▸ Brief
Print the lines of the material from its first line through the line containing "1069, 715, 1263]", including both ends, unchanged.

[Records excerpted from a collection]
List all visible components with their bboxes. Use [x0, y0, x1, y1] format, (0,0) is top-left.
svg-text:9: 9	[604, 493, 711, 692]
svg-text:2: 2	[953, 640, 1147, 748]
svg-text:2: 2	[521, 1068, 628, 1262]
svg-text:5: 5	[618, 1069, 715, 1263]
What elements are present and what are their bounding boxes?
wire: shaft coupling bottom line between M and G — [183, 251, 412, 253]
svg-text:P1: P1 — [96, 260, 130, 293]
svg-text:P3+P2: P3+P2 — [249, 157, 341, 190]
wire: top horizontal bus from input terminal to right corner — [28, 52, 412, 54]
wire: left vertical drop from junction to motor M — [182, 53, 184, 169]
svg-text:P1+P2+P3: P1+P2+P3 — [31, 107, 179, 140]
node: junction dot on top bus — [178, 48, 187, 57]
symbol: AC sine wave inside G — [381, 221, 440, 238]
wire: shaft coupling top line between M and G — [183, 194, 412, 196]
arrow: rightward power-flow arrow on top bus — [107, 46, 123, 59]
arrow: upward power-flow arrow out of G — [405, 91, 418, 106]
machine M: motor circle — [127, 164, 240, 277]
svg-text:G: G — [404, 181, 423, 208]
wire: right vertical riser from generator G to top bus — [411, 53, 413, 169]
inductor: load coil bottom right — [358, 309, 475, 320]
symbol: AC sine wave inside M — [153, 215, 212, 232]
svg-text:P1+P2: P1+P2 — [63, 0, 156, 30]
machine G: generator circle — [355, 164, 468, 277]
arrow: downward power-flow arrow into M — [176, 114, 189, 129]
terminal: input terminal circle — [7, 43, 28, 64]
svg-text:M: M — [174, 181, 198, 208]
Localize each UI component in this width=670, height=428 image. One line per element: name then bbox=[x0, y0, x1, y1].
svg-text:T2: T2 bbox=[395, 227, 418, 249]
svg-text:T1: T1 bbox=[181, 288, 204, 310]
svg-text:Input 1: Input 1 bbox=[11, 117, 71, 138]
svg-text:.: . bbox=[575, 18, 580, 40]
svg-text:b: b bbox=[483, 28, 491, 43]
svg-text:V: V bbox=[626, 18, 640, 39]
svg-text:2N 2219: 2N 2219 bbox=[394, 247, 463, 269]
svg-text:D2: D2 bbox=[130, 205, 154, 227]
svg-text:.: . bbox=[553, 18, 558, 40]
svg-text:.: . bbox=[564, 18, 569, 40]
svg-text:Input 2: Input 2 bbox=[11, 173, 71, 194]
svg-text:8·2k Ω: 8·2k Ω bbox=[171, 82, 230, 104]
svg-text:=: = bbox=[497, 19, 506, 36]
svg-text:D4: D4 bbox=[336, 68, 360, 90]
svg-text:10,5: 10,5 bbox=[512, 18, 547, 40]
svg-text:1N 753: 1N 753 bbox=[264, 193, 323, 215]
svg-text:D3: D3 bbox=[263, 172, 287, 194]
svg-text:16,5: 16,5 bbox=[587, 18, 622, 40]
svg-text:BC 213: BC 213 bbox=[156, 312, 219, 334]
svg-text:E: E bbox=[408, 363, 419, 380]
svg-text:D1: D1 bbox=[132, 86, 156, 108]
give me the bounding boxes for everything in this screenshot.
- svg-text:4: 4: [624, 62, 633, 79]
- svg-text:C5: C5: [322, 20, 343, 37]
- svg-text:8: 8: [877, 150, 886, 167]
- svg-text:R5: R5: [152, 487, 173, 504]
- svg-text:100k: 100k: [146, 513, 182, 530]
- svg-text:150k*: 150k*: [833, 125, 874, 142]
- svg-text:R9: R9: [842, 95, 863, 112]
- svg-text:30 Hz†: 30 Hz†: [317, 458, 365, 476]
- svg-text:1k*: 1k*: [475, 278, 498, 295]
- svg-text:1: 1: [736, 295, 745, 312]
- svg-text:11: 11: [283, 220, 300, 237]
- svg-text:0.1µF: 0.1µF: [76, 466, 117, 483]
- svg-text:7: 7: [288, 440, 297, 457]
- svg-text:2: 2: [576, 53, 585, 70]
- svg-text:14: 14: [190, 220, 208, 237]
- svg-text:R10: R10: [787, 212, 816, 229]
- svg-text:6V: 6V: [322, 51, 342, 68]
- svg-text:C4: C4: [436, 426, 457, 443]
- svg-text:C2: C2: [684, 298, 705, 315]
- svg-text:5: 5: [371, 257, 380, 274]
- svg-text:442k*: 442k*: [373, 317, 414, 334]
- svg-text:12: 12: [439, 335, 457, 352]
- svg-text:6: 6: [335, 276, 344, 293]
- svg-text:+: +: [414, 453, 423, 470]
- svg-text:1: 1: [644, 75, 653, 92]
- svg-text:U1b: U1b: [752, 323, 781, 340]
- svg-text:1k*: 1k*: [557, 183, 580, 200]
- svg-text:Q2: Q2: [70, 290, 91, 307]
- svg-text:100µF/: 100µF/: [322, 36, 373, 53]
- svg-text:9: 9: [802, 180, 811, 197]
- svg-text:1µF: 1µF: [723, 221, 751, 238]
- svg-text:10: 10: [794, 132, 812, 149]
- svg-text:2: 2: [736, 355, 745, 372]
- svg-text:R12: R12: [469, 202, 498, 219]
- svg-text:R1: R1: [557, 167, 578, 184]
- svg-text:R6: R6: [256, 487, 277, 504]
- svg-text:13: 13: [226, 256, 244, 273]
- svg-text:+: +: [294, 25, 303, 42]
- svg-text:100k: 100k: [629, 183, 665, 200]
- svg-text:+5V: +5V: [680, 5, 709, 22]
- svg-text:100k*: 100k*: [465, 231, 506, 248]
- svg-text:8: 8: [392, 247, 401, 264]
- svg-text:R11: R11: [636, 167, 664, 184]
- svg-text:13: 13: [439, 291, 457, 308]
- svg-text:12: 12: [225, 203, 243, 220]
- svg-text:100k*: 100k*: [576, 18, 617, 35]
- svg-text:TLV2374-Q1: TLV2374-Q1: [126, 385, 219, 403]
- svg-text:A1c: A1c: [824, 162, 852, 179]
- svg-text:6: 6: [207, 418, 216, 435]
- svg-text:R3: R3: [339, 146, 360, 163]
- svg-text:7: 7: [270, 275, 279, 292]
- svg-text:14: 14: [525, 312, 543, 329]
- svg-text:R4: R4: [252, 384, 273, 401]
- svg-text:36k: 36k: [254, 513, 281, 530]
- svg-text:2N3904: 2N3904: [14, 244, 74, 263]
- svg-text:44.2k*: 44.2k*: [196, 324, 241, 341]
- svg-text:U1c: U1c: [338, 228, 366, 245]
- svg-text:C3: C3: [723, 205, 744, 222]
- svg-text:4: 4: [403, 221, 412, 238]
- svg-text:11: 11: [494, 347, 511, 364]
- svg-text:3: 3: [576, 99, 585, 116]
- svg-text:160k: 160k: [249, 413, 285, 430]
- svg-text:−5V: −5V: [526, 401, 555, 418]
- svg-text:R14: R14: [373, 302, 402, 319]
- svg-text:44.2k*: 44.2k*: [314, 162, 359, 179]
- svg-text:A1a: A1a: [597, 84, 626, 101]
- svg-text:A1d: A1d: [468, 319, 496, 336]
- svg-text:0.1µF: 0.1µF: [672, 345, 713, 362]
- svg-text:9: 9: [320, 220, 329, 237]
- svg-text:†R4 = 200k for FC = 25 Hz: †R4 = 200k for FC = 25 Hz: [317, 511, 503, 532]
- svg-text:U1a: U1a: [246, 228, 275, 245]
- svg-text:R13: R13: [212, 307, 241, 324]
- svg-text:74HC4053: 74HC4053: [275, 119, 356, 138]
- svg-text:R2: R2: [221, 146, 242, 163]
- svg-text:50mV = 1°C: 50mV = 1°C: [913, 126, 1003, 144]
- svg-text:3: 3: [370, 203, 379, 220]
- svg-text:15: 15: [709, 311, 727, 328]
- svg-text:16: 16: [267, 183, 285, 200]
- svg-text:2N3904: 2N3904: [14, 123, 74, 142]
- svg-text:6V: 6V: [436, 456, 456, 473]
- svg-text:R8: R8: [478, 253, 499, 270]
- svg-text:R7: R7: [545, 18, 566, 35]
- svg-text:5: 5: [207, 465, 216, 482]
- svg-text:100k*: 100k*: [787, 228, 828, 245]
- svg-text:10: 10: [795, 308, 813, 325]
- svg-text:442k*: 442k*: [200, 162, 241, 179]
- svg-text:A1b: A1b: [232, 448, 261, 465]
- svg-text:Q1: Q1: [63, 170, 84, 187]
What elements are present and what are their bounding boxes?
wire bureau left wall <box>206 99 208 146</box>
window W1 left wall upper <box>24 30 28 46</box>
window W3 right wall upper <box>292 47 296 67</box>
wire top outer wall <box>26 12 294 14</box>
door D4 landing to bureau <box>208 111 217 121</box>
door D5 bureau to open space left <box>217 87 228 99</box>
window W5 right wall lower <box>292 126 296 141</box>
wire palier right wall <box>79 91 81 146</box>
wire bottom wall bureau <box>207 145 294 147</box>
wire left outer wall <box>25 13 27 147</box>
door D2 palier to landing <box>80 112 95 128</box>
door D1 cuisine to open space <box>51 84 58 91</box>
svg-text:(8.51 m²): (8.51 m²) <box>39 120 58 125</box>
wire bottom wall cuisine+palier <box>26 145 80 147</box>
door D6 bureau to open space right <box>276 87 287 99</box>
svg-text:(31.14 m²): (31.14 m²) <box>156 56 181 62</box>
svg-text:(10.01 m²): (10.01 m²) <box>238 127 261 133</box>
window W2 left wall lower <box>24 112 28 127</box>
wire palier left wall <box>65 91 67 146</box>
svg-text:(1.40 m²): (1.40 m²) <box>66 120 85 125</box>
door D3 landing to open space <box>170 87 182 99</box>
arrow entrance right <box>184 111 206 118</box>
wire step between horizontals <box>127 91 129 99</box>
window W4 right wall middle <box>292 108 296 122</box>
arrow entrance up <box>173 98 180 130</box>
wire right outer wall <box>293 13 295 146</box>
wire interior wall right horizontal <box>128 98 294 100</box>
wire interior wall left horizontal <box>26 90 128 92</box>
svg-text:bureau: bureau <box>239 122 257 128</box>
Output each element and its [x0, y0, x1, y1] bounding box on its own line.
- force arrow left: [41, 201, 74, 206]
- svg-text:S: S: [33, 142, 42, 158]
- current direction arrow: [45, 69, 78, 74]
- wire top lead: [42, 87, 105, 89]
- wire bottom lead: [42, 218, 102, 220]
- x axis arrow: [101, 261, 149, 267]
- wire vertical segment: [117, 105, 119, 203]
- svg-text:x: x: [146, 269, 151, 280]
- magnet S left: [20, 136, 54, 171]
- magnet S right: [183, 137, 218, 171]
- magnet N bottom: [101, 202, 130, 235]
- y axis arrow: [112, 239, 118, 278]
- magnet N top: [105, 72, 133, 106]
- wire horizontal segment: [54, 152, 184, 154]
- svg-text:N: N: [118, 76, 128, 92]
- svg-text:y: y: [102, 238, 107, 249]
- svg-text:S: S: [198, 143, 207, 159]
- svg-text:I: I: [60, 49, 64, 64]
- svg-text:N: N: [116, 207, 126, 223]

▸ Answer for the task
List all visible components with their bboxes. Use [x0, y0, x1, y1] format, (0,0) is top-left.
svg-text:9: 9	[604, 493, 711, 692]
svg-text:2: 2	[953, 640, 1147, 748]
svg-text:2: 2	[521, 1068, 628, 1262]
svg-text:5: 5	[618, 1069, 715, 1263]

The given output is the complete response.